みすず書房

笠原嘉『「全体の科学」のために』

「笠原嘉臨床論集」 全5冊・完結

2013.06.10

[18日刊]

「笠原ファンにとっての最大の魅力は、その笠原人間学とでも呼びたくなるほどの、見事な総合と折衷の手際にきわまるだろう。(…)領域横断的でありながらも、荒唐無稽に陥らないということは、けっして容易なわざではない。しかるに笠原氏は、はた目にはじつに易々と、そうした横断をやってのけるのだ」
(『アパシー・シンドローム』岩波現代文庫版・斎藤環「解説」より)

2009年の『うつ病臨床のエッセンス』からはじまったシリーズ「笠原嘉臨床論集」は、5冊目となる本書をもって完結する。全巻の中でもとくに冒頭の斎藤環氏の解説に評されるような「見事な総合と折衷の手際」を味わえるのが、本書だろう。

1928年生まれの著者は、薬物療法のめざましい進歩や、DSM、ICDといった米国の診断基準の到来(著者はしばし「黒船」と呼ぶ)を現役の医師として生きてきた。
本シリーズに収録されている論文すべてに共通しているのは、こうした公衆衛生学的精神医学に対する著者の「物足りなさ」である。どんなテーマにおいても、どんな短い文章においても、著者の文章には京都大学で村上仁先生のような「師」や、木村敏先生たちのような「仲間」に影響を受けてきたドイツ・フランス流の人間学的視点が顔を出す。

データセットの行
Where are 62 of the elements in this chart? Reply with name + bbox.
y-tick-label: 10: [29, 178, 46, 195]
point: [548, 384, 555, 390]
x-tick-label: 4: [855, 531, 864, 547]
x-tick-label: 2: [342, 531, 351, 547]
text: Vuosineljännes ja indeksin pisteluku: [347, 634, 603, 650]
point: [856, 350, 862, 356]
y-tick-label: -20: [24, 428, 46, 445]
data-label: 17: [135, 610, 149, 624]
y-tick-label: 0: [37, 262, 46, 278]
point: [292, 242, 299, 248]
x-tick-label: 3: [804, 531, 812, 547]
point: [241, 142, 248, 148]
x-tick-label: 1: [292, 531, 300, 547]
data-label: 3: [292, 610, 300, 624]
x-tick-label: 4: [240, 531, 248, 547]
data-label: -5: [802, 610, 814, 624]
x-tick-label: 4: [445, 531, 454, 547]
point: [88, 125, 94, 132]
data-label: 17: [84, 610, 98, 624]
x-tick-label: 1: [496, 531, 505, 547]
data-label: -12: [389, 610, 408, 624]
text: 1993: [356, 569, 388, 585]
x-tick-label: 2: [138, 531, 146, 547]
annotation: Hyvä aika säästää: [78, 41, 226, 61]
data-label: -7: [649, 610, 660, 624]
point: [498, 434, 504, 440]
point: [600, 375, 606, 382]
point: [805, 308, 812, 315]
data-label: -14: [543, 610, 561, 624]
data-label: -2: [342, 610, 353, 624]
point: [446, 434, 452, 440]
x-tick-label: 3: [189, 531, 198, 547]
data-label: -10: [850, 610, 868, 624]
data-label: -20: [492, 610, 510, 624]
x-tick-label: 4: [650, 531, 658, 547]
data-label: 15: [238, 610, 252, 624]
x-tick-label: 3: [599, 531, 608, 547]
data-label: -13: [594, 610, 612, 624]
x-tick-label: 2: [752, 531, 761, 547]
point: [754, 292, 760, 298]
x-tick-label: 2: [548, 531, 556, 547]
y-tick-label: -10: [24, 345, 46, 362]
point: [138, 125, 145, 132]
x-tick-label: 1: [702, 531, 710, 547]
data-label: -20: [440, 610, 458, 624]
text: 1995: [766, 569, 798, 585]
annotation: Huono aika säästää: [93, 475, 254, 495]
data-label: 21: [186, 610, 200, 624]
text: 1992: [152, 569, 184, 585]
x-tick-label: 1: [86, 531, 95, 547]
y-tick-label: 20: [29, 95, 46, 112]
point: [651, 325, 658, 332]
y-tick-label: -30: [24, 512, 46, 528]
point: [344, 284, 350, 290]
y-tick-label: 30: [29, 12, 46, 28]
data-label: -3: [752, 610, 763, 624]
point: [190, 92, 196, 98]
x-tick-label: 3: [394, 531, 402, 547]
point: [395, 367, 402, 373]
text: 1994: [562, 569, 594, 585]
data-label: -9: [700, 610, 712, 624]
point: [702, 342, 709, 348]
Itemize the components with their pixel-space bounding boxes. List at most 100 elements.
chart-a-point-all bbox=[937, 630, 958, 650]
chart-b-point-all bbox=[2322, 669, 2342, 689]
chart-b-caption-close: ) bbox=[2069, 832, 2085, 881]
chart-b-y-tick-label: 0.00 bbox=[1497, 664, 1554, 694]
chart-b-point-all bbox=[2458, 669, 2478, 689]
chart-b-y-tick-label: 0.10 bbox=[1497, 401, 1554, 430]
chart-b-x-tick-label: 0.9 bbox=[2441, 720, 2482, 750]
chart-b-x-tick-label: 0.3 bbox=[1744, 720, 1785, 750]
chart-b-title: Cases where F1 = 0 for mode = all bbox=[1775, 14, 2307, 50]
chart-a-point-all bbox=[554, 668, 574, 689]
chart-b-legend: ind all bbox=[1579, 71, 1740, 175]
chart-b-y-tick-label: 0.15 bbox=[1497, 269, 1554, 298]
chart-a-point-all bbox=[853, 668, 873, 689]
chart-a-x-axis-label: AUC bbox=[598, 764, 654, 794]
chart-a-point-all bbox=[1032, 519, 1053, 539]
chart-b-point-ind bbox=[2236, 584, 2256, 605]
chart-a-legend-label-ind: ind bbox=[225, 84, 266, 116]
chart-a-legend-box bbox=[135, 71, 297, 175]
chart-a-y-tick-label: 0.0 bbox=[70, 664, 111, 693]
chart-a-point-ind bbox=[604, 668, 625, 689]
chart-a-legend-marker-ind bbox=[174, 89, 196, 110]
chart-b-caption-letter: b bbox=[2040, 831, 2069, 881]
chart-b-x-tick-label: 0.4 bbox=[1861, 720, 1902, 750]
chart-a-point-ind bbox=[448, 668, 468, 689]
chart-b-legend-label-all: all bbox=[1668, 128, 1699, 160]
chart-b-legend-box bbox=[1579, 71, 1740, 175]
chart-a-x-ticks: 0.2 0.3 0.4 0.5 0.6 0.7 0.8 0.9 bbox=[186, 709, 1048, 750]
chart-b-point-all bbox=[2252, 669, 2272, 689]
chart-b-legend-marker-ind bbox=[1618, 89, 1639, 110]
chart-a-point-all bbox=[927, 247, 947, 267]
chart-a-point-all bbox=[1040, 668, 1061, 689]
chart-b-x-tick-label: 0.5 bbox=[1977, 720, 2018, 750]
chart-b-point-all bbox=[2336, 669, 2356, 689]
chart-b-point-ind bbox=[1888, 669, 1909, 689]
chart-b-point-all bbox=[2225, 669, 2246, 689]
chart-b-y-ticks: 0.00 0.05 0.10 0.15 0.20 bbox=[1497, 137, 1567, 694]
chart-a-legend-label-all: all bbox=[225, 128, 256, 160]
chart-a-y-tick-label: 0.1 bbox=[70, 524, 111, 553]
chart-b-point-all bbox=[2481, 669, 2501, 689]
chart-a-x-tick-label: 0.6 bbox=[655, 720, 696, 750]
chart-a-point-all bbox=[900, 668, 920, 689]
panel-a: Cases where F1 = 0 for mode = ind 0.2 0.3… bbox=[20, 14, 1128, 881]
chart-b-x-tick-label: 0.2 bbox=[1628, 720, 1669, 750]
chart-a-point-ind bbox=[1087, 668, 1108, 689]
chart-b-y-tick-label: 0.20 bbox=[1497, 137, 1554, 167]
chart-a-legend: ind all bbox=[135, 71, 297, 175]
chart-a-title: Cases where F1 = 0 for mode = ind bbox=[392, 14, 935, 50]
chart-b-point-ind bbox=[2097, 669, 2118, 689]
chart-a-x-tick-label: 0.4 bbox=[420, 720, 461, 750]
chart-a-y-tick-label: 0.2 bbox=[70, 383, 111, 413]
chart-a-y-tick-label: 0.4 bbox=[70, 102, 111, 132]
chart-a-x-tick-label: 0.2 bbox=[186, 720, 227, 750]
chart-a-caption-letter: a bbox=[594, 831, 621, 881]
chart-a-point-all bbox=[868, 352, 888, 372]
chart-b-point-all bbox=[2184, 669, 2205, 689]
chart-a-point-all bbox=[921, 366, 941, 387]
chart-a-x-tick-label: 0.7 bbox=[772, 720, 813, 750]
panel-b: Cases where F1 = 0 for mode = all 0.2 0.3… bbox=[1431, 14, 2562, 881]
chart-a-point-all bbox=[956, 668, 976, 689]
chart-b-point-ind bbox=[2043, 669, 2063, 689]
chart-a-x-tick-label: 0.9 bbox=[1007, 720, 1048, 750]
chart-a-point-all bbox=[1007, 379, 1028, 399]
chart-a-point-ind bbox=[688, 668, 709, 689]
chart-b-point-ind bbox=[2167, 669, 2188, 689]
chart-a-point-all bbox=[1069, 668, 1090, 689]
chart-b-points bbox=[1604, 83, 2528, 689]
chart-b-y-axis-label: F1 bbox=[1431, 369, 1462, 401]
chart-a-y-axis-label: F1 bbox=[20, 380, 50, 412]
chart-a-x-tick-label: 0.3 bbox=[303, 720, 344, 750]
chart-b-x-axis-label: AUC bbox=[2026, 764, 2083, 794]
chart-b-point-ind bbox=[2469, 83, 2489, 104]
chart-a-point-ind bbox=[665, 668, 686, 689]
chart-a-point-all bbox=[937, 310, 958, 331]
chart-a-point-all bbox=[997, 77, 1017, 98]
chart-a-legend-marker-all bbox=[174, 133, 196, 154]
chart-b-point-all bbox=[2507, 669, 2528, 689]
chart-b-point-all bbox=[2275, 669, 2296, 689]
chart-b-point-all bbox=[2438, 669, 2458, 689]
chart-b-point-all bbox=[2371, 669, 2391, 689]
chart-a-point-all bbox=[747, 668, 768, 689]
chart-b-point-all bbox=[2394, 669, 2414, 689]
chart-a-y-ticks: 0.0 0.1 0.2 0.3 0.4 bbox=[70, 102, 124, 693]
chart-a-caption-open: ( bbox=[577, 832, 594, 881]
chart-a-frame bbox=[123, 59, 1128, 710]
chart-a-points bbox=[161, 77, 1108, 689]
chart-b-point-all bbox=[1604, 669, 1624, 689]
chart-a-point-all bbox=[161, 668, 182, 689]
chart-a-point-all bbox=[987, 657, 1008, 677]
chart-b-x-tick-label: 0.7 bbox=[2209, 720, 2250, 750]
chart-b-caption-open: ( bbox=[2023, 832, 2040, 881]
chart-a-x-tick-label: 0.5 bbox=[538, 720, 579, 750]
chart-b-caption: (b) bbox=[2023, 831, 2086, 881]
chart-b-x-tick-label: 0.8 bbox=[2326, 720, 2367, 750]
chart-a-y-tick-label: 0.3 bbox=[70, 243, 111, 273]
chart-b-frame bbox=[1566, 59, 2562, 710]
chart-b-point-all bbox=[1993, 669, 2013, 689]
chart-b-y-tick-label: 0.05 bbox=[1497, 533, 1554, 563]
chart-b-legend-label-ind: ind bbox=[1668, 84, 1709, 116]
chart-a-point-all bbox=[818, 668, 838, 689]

= 作業指示 1 =
笠原嘉臨床論集の紹介文のうち、「笠原嘉『「全体の科学」のために』」を含む箇所から「した横断をやってのけるのだ」」までを書き直してください。その際、「荒唐無稽」を「支離滅裂」に置き換えてください。
= 作業指示 2 =
笠原嘉臨床論集の紹介文では、著者の文章に人間学的視点が表れる背景として何が挙げられているか、1〜3文で説明してください。
= 作業指示 3 =
笠原嘉臨床論集の紹介文を、最後の文の続きから書き進めてください。
行は本文とは無関係の別資料です。

= 回答 1 =
笠原嘉『「全体の科学」のために』

「笠原嘉臨床論集」 全5冊・完結

2013.06.10

[18日刊]

「笠原ファンにとっての最大の魅力は、その笠原人間学とでも呼びたくなるほどの、見事な総合と折衷の手際にきわまるだろう。(…)領域横断的でありながらも、支離滅裂に陥らないということは、けっして容易なわざではない。しかるに笠原氏は、はた目にはじつに易々と、そうした横断をやってのけるのだ」

= 回答 2 =
著者は京都大学で、村上仁先生のような「師」や木村敏先生たちのような「仲間」から影響を受けてきました。そのため、テーマや文章の長さにかかわらず、ドイツ・フランス流の人間学的視点が顔を出すと述べられています。

= 回答 3 =
その絶妙のバランスが、どんなに高度な専門知識もふと私たちに近づけてくれるような気がする。ときに、ありがたいお坊さまの言葉のようでもある。

「精神科医を二度生きる」。著者はそういう言い方をするが、名古屋大学を定年退官後、著者は驚いたことに70歳にして街角のクリニックに就職する。大学の教授よりクリニックの診察室のほうが、性に合っていたという。その旺盛な好奇心はいったいどこからくるのだろうか。
本書の一章「だから精神科医はやめられない!」のなかで、著者は言う。

「いつのころからか私は「自分の研究室は診察室」と広言するようになった。(…)人間学派と呼ばれた流派に惹かれた私は、いつしか診察日を前にして「今日はどういう人に会えるか」と半ば楽しみにするスタンスを身に付けた」

この一節をみて思った。今年85歳になる著者は、まだまだ自身の精神科医生活も物足りないんだな、と。
60年にわたる臨床生活のなかで著者が出会った人びと、そして見つけた人間学。その「見事な総合と折衷の手際」を味読いただきたい。